--- EXCERPTED DATA ---

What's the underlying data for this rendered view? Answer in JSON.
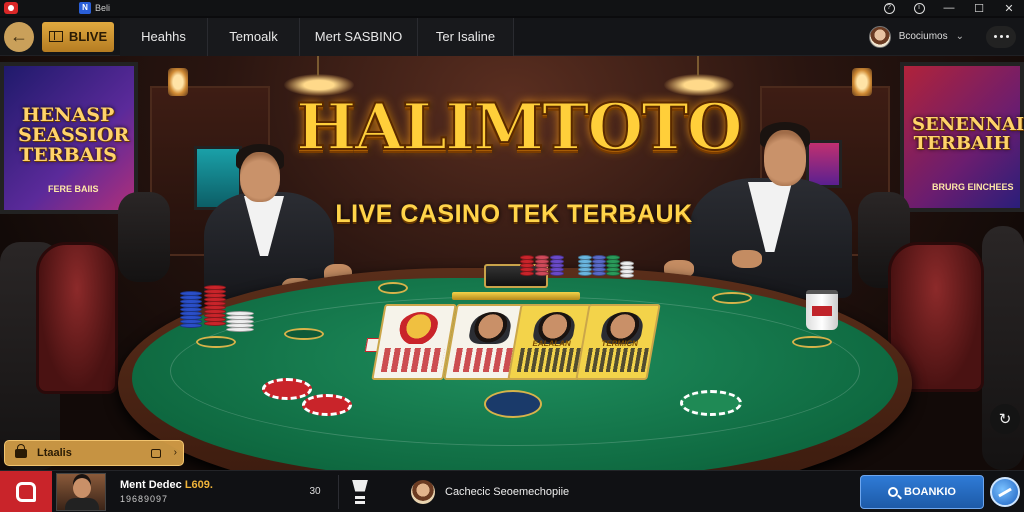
{
  "window": {
    "app_name": "",
    "site_icon_letter": "N",
    "site_tab": "Beli",
    "help_icon": "?",
    "info_icon": "i",
    "minimize": "—",
    "maximize": "☐",
    "close": "✕"
  },
  "nav": {
    "back_icon": "←",
    "live_label": "BLIVE",
    "tabs": [
      "Heahhs",
      "Temoalk",
      "Mert SASBINO",
      "Ter Isaline"
    ],
    "user_name": "Bcociumos",
    "chevron": "⌄"
  },
  "hero": {
    "brand_title": "HALIMTOTO",
    "tagline": "LIVE CASINO TEK TERBAUK",
    "left_screen_title": "HENASP SEASSIOR TERBAIS",
    "left_screen_sub": "FERE BAIIS",
    "right_screen_title": "SENENNAIT TERBAIH",
    "right_screen_sub": "BRURG EINCHEES"
  },
  "cards": [
    {
      "text": ""
    },
    {
      "text": ""
    },
    {
      "text": "EALALAN"
    },
    {
      "text": "TERMICN"
    }
  ],
  "overlay": {
    "search_text": "Ltaalis",
    "chevron": "›",
    "refresh_icon": "↻"
  },
  "bottom": {
    "winner_name": "Ment Dedec",
    "winner_amount_highlight": "L609.",
    "winner_amount": "19689097",
    "winner_count": "30",
    "chat_text": "Cachecic Seoemechopiie",
    "cta_label": "BOANKIO"
  },
  "colors": {
    "accent_gold": "#d6a048",
    "brand_red": "#c9242a",
    "felt_green": "#0f6a41",
    "cta_blue": "#2f7bd6"
  }
}
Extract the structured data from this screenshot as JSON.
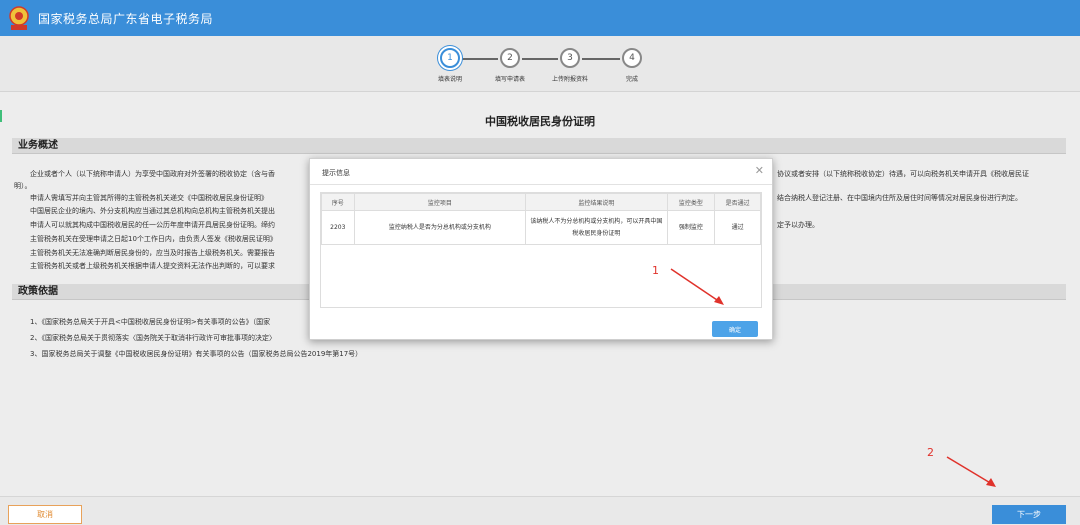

---

→ **WRITTEN TASK**:
Going through the entries above line by line, work out how many lines include the word "this". Only the number is required.

→ **SOLVED PROBLEM**:
2